___ Material for this task ___

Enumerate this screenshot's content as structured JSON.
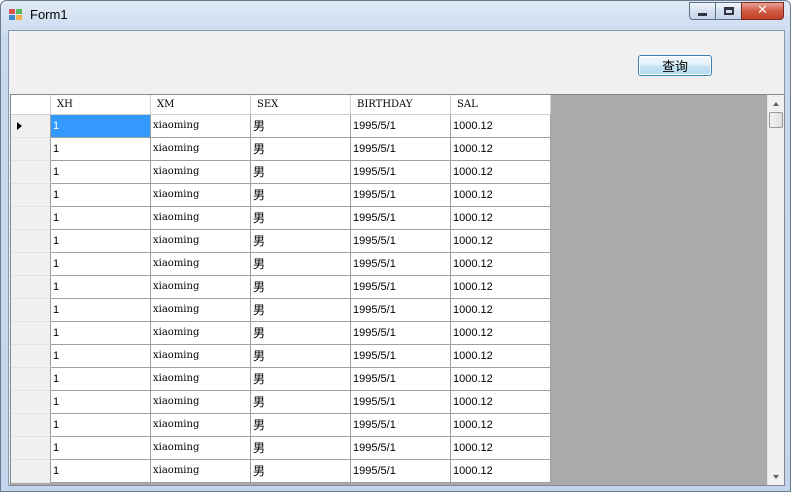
{
  "window": {
    "title": "Form1",
    "close_symbol": "✕"
  },
  "toolbar": {
    "query_label": "查询"
  },
  "grid": {
    "columns": [
      "XH",
      "XM",
      "SEX",
      "BIRTHDAY",
      "SAL"
    ],
    "rows": [
      {
        "xh": "1",
        "xm": "xiaoming",
        "sex": "男",
        "birthday": "1995/5/1",
        "sal": "1000.12"
      },
      {
        "xh": "1",
        "xm": "xiaoming",
        "sex": "男",
        "birthday": "1995/5/1",
        "sal": "1000.12"
      },
      {
        "xh": "1",
        "xm": "xiaoming",
        "sex": "男",
        "birthday": "1995/5/1",
        "sal": "1000.12"
      },
      {
        "xh": "1",
        "xm": "xiaoming",
        "sex": "男",
        "birthday": "1995/5/1",
        "sal": "1000.12"
      },
      {
        "xh": "1",
        "xm": "xiaoming",
        "sex": "男",
        "birthday": "1995/5/1",
        "sal": "1000.12"
      },
      {
        "xh": "1",
        "xm": "xiaoming",
        "sex": "男",
        "birthday": "1995/5/1",
        "sal": "1000.12"
      },
      {
        "xh": "1",
        "xm": "xiaoming",
        "sex": "男",
        "birthday": "1995/5/1",
        "sal": "1000.12"
      },
      {
        "xh": "1",
        "xm": "xiaoming",
        "sex": "男",
        "birthday": "1995/5/1",
        "sal": "1000.12"
      },
      {
        "xh": "1",
        "xm": "xiaoming",
        "sex": "男",
        "birthday": "1995/5/1",
        "sal": "1000.12"
      },
      {
        "xh": "1",
        "xm": "xiaoming",
        "sex": "男",
        "birthday": "1995/5/1",
        "sal": "1000.12"
      },
      {
        "xh": "1",
        "xm": "xiaoming",
        "sex": "男",
        "birthday": "1995/5/1",
        "sal": "1000.12"
      },
      {
        "xh": "1",
        "xm": "xiaoming",
        "sex": "男",
        "birthday": "1995/5/1",
        "sal": "1000.12"
      },
      {
        "xh": "1",
        "xm": "xiaoming",
        "sex": "男",
        "birthday": "1995/5/1",
        "sal": "1000.12"
      },
      {
        "xh": "1",
        "xm": "xiaoming",
        "sex": "男",
        "birthday": "1995/5/1",
        "sal": "1000.12"
      },
      {
        "xh": "1",
        "xm": "xiaoming",
        "sex": "男",
        "birthday": "1995/5/1",
        "sal": "1000.12"
      },
      {
        "xh": "1",
        "xm": "xiaoming",
        "sex": "男",
        "birthday": "1995/5/1",
        "sal": "1000.12"
      }
    ],
    "current_row_index": 0,
    "selection_color": "#3399ff",
    "empty_area_color": "#ababab"
  }
}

___

**Problem to work on**
Copy out the records above in full, exactly as written, but not the pictures.

**Full response**
Enumerate this screenshot's content as structured JSON.
{
  "window": {
    "title": "Form1",
    "close_symbol": "✕"
  },
  "toolbar": {
    "query_label": "查询"
  },
  "grid": {
    "columns": [
      "XH",
      "XM",
      "SEX",
      "BIRTHDAY",
      "SAL"
    ],
    "rows": [
      {
        "xh": "1",
        "xm": "xiaoming",
        "sex": "男",
        "birthday": "1995/5/1",
        "sal": "1000.12"
      },
      {
        "xh": "1",
        "xm": "xiaoming",
        "sex": "男",
        "birthday": "1995/5/1",
        "sal": "1000.12"
      },
      {
        "xh": "1",
        "xm": "xiaoming",
        "sex": "男",
        "birthday": "1995/5/1",
        "sal": "1000.12"
      },
      {
        "xh": "1",
        "xm": "xiaoming",
        "sex": "男",
        "birthday": "1995/5/1",
        "sal": "1000.12"
      },
      {
        "xh": "1",
        "xm": "xiaoming",
        "sex": "男",
        "birthday": "1995/5/1",
        "sal": "1000.12"
      },
      {
        "xh": "1",
        "xm": "xiaoming",
        "sex": "男",
        "birthday": "1995/5/1",
        "sal": "1000.12"
      },
      {
        "xh": "1",
        "xm": "xiaoming",
        "sex": "男",
        "birthday": "1995/5/1",
        "sal": "1000.12"
      },
      {
        "xh": "1",
        "xm": "xiaoming",
        "sex": "男",
        "birthday": "1995/5/1",
        "sal": "1000.12"
      },
      {
        "xh": "1",
        "xm": "xiaoming",
        "sex": "男",
        "birthday": "1995/5/1",
        "sal": "1000.12"
      },
      {
        "xh": "1",
        "xm": "xiaoming",
        "sex": "男",
        "birthday": "1995/5/1",
        "sal": "1000.12"
      },
      {
        "xh": "1",
        "xm": "xiaoming",
        "sex": "男",
        "birthday": "1995/5/1",
        "sal": "1000.12"
      },
      {
        "xh": "1",
        "xm": "xiaoming",
        "sex": "男",
        "birthday": "1995/5/1",
        "sal": "1000.12"
      },
      {
        "xh": "1",
        "xm": "xiaoming",
        "sex": "男",
        "birthday": "1995/5/1",
        "sal": "1000.12"
      },
      {
        "xh": "1",
        "xm": "xiaoming",
        "sex": "男",
        "birthday": "1995/5/1",
        "sal": "1000.12"
      },
      {
        "xh": "1",
        "xm": "xiaoming",
        "sex": "男",
        "birthday": "1995/5/1",
        "sal": "1000.12"
      },
      {
        "xh": "1",
        "xm": "xiaoming",
        "sex": "男",
        "birthday": "1995/5/1",
        "sal": "1000.12"
      }
    ],
    "current_row_index": 0,
    "selection_color": "#3399ff",
    "empty_area_color": "#ababab"
  }
}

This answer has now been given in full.